WHAT YOU NEED TO DO.
A. Answer these from the blog post:
(i) Which song title and artist are named right after the lyrics?
(ii) When does the writer remember listening to that song?
(iii) According to the writer, what has become of the stuff u enjoyed in the past?
B. Reproduce the blog post text between "But it cld be" and "for everything right?", inclusive.

DOCUMENT PASSAGE.
******

I keep asking myself
wondering how
i keep closing my eyes
but i cant block you out
Wanna fly to a place
where there's just you and me
Nobody else so we can be free

And im all mixed up
feeling cornered and rushed
they say tis my fault
but i want it so much
wanna fly her away
where the sun and the rain
come in over my face
wash away all the shame
when they stop and stare-
don worry me
cause im feeling for her what
shes feelign for me
i can try to pretend
i can try to forget
but its driving me mad
going out of my head

Mother,looking at me
tell me what do you see?
Yes, i've lost my mind

Daddy looking at me,
will i ever be free?
Have i crossed the line?


All the things she said
Tatu


Gosh i rmb listening to this
song when i was in pri sch.
Okay well
seriosuly
life's being a total bitch.
Its like this contradicting,
way beyond control,
useless kind of bitch.
I dont know what to say.
Everything that has happened
before will not happen again
is what i fugured out.
Okay maybe some things do.
But the stuff u enjoyed in the past
are the stuff u detest now.
Its weird but hell
thts what life is abt,
well atleast from what i feel.
But it cld be the other way round aswell,
something u used to hate
cld be soemthing u are
so into now.
Well mayeb that!makes more sense
in my life.
Okay there has to be a reason
for everything right?

******

SOURCE EXCERPT.
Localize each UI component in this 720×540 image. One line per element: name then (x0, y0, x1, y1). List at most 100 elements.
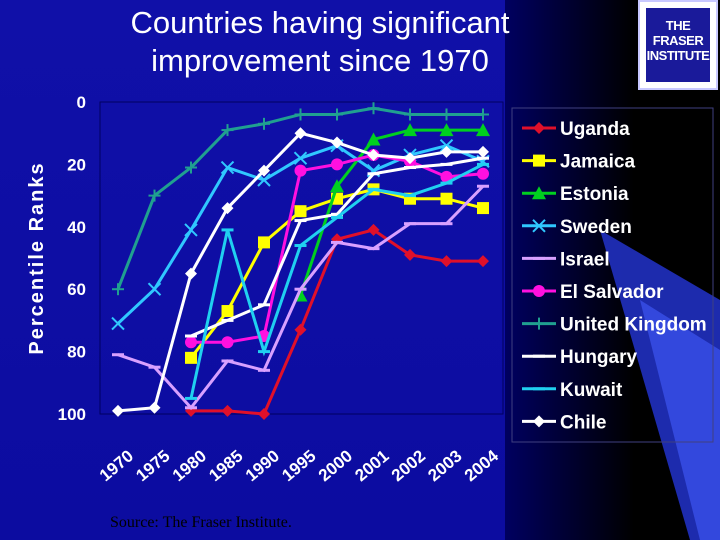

******

SOLUTIONS TO EACH TASK.
A.
(i) "All the things she said" by Tatu.
(ii) When the writer was in pri sch.
(iii) It is the stuff u detest now.

B.
But it cld be the other way round aswell,
something u used to hate
cld be soemthing u are
so into now.
Well mayeb that!makes more sense
in my life.
Okay there has to be a reason
for everything right?